[Information supplied start]

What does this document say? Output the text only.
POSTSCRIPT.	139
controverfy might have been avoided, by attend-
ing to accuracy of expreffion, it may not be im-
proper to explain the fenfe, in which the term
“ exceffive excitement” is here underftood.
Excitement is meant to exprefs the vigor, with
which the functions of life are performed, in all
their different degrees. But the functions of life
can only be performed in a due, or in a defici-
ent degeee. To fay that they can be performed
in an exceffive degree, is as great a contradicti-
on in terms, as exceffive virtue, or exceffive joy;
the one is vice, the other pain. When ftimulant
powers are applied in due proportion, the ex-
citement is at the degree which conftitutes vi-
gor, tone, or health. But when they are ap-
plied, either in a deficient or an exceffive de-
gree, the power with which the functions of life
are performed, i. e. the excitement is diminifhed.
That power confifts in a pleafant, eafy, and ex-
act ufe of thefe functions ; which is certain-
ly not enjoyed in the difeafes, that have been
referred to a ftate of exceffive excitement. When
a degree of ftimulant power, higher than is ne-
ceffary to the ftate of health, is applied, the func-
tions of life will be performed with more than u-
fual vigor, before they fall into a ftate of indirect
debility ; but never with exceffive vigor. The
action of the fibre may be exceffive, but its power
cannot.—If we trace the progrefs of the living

[Information supplied end]

Make an exact copy of the material above.

Written response:
What does this document say? Output the text only.
POSTSCRIPT.	139
controverfy might have been avoided, by attend-
ing to accuracy of expreffion, it may not be im-
proper to explain the fenfe, in which the term
“ exceffive excitement” is here underftood.
Excitement is meant to exprefs the vigor, with
which the functions of life are performed, in all
their different degrees. But the functions of life
can only be performed in a due, or in a defici-
ent degeee. To fay that they can be performed
in an exceffive degree, is as great a contradicti-
on in terms, as exceffive virtue, or exceffive joy;
the one is vice, the other pain. When ftimulant
powers are applied in due proportion, the ex-
citement is at the degree which conftitutes vi-
gor, tone, or health. But when they are ap-
plied, either in a deficient or an exceffive de-
gree, the power with which the functions of life
are performed, i. e. the excitement is diminifhed.
That power confifts in a pleafant, eafy, and ex-
act ufe of thefe functions ; which is certain-
ly not enjoyed in the difeafes, that have been
referred to a ftate of exceffive excitement. When
a degree of ftimulant power, higher than is ne-
ceffary to the ftate of health, is applied, the func-
tions of life will be performed with more than u-
fual vigor, before they fall into a ftate of indirect
debility ; but never with exceffive vigor. The
action of the fibre may be exceffive, but its power
cannot.—If we trace the progrefs of the living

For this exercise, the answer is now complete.